■ Data supplied:
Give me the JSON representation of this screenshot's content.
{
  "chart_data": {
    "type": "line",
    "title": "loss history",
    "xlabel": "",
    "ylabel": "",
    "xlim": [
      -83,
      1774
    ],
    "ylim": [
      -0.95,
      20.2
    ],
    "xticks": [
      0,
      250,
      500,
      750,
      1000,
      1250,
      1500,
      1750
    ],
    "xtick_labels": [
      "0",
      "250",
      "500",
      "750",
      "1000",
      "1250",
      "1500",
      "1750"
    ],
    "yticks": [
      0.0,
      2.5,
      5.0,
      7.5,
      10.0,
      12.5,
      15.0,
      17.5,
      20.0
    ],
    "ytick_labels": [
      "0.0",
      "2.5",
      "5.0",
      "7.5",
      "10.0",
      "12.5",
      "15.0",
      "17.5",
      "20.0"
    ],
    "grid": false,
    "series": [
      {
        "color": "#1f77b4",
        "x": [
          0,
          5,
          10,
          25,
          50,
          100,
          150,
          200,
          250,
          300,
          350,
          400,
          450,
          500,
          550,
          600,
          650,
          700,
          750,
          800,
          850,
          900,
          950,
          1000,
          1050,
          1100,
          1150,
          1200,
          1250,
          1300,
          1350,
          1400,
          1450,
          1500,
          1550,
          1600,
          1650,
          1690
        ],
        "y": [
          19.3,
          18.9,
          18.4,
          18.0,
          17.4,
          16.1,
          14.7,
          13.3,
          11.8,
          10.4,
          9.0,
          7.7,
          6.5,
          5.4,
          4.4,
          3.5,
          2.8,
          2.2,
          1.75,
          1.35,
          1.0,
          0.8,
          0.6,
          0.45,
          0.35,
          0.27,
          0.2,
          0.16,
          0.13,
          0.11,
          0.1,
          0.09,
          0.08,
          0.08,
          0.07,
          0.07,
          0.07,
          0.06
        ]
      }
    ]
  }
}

■ Written problem: Copy out the full material exactly as it appears.

■ Result of the task:
Give me the JSON representation of this screenshot's content.
{
  "chart_data": {
    "type": "line",
    "title": "loss history",
    "xlabel": "",
    "ylabel": "",
    "xlim": [
      -83,
      1774
    ],
    "ylim": [
      -0.95,
      20.2
    ],
    "xticks": [
      0,
      250,
      500,
      750,
      1000,
      1250,
      1500,
      1750
    ],
    "xtick_labels": [
      "0",
      "250",
      "500",
      "750",
      "1000",
      "1250",
      "1500",
      "1750"
    ],
    "yticks": [
      0.0,
      2.5,
      5.0,
      7.5,
      10.0,
      12.5,
      15.0,
      17.5,
      20.0
    ],
    "ytick_labels": [
      "0.0",
      "2.5",
      "5.0",
      "7.5",
      "10.0",
      "12.5",
      "15.0",
      "17.5",
      "20.0"
    ],
    "grid": false,
    "series": [
      {
        "color": "#1f77b4",
        "x": [
          0,
          5,
          10,
          25,
          50,
          100,
          150,
          200,
          250,
          300,
          350,
          400,
          450,
          500,
          550,
          600,
          650,
          700,
          750,
          800,
          850,
          900,
          950,
          1000,
          1050,
          1100,
          1150,
          1200,
          1250,
          1300,
          1350,
          1400,
          1450,
          1500,
          1550,
          1600,
          1650,
          1690
        ],
        "y": [
          19.3,
          18.9,
          18.4,
          18.0,
          17.4,
          16.1,
          14.7,
          13.3,
          11.8,
          10.4,
          9.0,
          7.7,
          6.5,
          5.4,
          4.4,
          3.5,
          2.8,
          2.2,
          1.75,
          1.35,
          1.0,
          0.8,
          0.6,
          0.45,
          0.35,
          0.27,
          0.2,
          0.16,
          0.13,
          0.11,
          0.1,
          0.09,
          0.08,
          0.08,
          0.07,
          0.07,
          0.07,
          0.06
        ]
      }
    ]
  }
}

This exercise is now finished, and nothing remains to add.